> _What is needed_: Give the number of lines in the data that contain "from", and nothing more.

━━━ Records for the exercise ━━━

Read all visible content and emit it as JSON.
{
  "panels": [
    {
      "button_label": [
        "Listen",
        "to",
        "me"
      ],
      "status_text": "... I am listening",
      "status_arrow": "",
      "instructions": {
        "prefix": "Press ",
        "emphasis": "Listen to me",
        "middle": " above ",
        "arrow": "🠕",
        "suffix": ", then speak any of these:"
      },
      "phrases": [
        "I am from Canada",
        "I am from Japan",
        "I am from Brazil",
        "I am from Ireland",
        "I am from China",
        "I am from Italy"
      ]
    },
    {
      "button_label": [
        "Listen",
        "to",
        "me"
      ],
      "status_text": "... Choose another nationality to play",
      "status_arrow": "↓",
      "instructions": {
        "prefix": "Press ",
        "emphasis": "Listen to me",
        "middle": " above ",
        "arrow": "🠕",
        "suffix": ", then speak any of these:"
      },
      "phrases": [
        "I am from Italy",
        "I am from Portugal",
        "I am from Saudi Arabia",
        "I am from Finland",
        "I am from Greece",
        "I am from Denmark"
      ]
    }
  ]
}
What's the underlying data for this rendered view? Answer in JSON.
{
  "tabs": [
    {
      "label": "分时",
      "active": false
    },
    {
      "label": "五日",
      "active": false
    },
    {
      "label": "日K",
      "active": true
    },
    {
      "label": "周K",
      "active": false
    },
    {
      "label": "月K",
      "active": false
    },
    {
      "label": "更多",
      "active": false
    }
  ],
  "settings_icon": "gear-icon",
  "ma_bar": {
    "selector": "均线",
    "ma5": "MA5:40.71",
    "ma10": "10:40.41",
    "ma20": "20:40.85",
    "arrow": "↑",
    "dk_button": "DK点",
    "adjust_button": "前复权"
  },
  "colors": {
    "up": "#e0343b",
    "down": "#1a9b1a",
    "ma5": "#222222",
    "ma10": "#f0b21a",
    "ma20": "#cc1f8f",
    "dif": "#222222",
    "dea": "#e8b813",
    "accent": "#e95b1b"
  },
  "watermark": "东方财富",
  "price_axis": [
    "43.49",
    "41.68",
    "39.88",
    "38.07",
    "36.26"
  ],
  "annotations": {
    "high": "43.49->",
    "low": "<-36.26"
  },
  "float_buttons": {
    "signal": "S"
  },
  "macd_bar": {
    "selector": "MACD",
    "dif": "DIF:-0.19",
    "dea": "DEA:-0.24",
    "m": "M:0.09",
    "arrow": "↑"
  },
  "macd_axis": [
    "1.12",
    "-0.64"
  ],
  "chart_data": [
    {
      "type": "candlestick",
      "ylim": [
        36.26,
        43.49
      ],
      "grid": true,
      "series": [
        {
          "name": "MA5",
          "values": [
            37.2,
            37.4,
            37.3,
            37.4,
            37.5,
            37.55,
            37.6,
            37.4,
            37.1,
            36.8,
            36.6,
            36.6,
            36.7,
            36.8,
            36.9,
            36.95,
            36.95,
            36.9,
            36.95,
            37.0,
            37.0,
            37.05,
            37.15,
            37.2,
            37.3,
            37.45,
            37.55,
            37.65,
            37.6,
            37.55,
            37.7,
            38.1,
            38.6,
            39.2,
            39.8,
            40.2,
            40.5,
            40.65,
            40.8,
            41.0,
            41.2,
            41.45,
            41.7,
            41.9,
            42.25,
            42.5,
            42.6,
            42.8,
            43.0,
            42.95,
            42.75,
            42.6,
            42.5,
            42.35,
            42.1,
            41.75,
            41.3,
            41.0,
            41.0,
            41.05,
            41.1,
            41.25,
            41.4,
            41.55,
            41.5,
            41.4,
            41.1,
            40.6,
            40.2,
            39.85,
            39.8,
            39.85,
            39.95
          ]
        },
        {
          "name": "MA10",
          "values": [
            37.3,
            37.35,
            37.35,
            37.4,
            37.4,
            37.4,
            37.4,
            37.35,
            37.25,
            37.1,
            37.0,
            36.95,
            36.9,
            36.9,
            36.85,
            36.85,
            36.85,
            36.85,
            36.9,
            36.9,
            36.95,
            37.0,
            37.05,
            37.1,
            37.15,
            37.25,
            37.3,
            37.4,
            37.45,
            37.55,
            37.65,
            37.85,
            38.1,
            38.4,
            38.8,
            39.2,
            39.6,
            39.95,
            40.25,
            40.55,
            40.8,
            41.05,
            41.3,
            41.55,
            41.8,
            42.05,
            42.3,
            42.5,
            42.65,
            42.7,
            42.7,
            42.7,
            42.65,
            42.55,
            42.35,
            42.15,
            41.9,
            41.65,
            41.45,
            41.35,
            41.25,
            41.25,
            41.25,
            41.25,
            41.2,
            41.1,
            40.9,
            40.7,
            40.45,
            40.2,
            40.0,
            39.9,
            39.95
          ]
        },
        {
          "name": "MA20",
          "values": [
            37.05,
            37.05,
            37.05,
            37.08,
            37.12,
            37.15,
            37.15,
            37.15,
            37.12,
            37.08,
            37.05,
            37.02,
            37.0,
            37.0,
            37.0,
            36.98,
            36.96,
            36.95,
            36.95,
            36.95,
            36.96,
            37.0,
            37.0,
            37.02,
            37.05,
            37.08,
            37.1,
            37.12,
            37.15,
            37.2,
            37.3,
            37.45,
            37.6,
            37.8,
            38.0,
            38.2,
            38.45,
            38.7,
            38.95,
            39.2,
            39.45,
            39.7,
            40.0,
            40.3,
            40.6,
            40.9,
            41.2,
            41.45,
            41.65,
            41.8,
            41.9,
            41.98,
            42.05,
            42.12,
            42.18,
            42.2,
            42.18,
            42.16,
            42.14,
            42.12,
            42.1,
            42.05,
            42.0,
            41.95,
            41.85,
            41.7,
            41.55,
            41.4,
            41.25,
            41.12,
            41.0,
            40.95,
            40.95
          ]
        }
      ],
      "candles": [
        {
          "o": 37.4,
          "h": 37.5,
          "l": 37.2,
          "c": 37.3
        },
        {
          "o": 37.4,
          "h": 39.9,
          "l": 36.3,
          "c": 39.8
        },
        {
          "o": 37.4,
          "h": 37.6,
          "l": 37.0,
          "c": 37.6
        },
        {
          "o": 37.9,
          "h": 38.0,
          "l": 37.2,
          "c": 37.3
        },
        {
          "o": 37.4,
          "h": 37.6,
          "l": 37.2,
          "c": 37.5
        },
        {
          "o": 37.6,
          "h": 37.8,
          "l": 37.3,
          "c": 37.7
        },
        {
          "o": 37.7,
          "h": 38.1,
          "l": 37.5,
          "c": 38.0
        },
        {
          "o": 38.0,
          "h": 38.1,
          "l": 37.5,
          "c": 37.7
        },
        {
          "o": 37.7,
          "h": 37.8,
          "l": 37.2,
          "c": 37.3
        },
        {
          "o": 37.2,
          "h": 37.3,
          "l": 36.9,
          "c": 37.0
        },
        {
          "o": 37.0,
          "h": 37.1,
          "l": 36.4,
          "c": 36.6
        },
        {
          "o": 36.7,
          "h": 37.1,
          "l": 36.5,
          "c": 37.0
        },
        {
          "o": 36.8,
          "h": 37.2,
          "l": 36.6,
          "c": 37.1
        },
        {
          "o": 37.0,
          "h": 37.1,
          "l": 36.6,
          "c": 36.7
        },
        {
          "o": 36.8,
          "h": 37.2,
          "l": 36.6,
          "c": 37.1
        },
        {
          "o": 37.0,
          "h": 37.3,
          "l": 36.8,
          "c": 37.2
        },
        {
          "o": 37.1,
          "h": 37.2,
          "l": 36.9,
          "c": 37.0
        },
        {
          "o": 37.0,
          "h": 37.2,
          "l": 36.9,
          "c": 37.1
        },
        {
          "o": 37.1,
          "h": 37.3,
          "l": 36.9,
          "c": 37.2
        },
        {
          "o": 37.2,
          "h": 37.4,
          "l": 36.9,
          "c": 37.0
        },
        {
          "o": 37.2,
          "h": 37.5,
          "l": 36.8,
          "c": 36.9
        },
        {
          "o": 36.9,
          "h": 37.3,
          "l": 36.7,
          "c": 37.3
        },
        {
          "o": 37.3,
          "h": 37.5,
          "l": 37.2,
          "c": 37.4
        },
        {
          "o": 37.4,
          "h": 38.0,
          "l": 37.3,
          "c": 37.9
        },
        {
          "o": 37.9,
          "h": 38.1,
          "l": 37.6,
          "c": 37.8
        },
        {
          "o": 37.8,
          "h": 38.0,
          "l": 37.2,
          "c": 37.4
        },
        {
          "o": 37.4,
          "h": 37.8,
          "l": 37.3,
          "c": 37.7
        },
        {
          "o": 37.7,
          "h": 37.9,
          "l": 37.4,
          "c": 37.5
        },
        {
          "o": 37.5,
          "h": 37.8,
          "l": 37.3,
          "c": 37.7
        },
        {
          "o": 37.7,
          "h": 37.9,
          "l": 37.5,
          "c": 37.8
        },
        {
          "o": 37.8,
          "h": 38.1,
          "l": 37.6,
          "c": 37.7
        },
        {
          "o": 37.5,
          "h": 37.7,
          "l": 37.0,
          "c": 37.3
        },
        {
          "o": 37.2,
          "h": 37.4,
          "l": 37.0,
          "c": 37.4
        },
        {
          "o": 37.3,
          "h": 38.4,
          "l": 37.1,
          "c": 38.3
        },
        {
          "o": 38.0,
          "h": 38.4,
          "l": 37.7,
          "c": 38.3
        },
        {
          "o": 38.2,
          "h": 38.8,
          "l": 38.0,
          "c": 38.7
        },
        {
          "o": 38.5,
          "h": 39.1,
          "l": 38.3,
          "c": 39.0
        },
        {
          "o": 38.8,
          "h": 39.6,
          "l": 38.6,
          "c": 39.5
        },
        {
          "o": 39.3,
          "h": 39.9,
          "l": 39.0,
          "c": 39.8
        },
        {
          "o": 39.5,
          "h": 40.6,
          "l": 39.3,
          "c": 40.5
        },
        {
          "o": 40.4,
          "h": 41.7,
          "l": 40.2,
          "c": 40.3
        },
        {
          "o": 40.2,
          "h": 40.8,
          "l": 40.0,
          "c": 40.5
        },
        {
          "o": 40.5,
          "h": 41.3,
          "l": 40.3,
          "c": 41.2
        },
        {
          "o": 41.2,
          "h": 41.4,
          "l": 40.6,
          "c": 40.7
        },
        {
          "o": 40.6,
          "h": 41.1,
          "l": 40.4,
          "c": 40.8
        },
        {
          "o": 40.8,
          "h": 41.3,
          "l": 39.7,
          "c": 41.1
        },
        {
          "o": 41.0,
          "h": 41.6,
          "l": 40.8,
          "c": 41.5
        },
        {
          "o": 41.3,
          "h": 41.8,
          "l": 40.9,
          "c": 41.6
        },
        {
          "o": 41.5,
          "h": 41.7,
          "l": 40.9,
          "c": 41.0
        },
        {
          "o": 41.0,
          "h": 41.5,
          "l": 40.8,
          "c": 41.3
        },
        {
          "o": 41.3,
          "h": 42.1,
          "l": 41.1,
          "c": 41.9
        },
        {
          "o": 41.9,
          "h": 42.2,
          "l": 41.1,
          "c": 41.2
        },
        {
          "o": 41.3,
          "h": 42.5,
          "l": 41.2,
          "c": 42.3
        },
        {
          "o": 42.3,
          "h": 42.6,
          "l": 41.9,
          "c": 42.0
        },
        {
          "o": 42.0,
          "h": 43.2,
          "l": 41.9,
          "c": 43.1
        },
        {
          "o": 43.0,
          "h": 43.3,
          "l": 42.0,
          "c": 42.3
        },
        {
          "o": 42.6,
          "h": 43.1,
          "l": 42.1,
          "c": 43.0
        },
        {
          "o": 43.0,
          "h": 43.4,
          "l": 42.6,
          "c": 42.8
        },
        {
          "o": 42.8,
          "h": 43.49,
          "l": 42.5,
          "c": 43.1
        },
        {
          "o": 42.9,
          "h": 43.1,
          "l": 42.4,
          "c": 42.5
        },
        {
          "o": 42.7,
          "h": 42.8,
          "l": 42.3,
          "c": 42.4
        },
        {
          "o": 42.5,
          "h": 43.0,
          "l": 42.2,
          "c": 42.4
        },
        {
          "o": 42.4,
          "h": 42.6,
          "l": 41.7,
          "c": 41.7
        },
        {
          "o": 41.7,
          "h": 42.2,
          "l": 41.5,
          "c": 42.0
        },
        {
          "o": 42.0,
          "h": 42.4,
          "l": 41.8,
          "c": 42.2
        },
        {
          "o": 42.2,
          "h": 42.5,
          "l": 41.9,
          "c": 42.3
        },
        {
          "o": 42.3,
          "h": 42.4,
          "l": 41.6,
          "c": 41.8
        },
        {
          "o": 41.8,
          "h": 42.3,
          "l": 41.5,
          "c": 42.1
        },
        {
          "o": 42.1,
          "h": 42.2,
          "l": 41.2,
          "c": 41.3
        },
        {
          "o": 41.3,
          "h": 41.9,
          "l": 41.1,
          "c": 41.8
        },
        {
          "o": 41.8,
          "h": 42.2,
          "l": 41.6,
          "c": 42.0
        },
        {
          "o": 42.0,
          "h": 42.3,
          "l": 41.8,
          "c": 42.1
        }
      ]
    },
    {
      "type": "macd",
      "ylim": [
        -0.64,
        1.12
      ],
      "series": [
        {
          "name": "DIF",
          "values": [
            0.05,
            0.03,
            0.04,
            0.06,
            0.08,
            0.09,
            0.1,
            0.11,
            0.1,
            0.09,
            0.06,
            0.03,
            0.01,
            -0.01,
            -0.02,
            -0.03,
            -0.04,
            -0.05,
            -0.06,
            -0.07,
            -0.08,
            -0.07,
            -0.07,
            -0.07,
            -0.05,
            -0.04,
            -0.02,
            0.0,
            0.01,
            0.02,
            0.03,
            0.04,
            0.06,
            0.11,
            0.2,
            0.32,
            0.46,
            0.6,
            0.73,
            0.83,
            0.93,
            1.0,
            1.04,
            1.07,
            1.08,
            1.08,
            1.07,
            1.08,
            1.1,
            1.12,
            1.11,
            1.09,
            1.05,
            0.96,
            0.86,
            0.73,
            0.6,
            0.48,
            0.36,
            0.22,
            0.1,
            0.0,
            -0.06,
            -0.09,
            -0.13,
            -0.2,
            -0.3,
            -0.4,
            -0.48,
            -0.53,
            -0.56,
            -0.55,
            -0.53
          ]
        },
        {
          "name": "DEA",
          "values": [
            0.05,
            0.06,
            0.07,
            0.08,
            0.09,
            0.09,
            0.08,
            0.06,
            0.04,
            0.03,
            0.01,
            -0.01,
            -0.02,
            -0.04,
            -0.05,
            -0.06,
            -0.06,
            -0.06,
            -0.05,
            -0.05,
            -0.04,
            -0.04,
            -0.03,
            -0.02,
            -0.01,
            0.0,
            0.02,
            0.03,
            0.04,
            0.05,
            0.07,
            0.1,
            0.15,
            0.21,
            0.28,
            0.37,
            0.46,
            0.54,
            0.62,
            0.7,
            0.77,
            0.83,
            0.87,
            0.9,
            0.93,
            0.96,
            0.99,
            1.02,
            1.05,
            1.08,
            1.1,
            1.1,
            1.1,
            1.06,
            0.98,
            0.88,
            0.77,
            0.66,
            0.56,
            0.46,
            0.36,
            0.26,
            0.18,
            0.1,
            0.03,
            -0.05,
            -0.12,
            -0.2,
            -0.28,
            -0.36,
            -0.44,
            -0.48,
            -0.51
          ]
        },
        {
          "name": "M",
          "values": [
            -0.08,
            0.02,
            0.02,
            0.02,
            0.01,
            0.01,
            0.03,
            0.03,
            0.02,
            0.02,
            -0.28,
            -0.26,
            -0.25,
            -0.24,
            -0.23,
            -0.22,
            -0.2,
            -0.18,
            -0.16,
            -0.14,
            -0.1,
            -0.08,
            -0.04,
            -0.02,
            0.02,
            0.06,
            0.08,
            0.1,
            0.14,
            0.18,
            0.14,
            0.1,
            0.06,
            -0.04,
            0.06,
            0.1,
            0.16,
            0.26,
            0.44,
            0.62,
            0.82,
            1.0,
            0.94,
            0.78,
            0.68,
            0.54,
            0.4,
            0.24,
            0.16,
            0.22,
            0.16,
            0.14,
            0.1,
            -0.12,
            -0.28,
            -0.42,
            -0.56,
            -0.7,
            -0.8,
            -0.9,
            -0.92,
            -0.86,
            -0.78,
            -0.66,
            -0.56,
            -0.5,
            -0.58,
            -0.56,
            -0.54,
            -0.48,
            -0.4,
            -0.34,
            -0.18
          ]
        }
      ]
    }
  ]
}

━━━

> _Written response_: 12